(Records from a dataset)

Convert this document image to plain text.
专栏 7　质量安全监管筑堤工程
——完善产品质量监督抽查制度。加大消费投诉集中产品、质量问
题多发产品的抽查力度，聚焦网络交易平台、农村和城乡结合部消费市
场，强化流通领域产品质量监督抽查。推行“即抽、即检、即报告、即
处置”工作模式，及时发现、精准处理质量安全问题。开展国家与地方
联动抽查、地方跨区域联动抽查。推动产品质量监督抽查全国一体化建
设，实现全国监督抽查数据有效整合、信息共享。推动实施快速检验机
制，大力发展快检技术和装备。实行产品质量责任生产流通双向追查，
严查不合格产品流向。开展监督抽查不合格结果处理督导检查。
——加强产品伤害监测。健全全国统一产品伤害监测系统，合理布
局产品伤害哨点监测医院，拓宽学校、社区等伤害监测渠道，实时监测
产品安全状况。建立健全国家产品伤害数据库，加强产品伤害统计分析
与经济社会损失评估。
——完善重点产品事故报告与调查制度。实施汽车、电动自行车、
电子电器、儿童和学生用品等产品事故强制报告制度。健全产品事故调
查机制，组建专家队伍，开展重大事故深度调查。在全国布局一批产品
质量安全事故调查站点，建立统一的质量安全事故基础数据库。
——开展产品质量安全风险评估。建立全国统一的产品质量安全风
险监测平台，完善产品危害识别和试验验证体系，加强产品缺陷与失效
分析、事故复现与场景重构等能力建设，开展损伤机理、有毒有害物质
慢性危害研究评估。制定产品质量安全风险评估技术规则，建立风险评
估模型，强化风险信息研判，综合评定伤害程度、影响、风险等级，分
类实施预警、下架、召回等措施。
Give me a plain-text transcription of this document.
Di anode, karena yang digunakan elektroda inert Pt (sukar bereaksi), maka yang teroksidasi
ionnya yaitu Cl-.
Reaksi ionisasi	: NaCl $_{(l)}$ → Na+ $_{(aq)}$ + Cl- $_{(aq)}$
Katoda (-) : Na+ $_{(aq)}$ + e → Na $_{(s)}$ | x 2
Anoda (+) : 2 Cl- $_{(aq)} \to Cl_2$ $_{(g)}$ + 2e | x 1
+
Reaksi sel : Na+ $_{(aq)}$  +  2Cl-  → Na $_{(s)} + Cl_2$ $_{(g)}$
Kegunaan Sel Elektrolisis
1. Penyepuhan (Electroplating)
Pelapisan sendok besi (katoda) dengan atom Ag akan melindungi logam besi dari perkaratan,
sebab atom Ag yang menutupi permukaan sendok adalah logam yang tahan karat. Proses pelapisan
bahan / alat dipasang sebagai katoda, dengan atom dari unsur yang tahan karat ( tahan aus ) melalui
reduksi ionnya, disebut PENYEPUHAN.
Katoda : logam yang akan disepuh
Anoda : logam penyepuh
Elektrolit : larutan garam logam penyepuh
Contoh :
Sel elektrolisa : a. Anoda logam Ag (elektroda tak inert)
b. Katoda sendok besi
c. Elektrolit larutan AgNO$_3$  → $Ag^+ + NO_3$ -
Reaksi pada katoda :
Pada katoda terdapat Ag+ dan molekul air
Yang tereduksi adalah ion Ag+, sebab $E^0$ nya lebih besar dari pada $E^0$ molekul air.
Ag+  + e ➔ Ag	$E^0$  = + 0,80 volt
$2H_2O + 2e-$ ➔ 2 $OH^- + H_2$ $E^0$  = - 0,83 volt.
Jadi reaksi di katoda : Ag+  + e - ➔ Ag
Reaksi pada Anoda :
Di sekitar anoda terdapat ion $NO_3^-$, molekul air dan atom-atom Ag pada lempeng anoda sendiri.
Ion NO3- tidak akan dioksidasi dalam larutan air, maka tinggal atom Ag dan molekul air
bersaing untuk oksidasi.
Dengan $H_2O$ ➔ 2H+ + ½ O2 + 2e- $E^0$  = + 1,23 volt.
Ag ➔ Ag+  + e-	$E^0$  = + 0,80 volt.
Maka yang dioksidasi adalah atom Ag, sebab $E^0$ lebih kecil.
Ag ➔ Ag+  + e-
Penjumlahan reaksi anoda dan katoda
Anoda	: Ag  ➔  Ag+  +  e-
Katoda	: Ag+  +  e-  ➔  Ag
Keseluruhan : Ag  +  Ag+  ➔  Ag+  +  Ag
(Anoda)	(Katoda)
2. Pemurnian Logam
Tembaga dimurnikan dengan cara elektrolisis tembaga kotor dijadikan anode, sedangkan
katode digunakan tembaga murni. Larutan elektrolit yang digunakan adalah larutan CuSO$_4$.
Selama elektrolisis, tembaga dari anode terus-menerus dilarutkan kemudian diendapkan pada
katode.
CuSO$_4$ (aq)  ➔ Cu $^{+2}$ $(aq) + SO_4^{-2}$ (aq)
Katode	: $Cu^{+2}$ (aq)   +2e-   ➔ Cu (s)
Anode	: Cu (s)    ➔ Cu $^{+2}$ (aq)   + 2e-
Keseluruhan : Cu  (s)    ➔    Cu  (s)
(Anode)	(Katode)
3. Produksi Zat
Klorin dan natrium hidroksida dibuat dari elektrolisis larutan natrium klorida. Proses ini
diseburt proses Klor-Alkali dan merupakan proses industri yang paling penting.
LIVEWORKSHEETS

**Objective:** Search the data for the string "plain" and copy each line where it appears.

**Written answer:**
Convert this document image to plain text.
Give me a plain-text transcription of this document.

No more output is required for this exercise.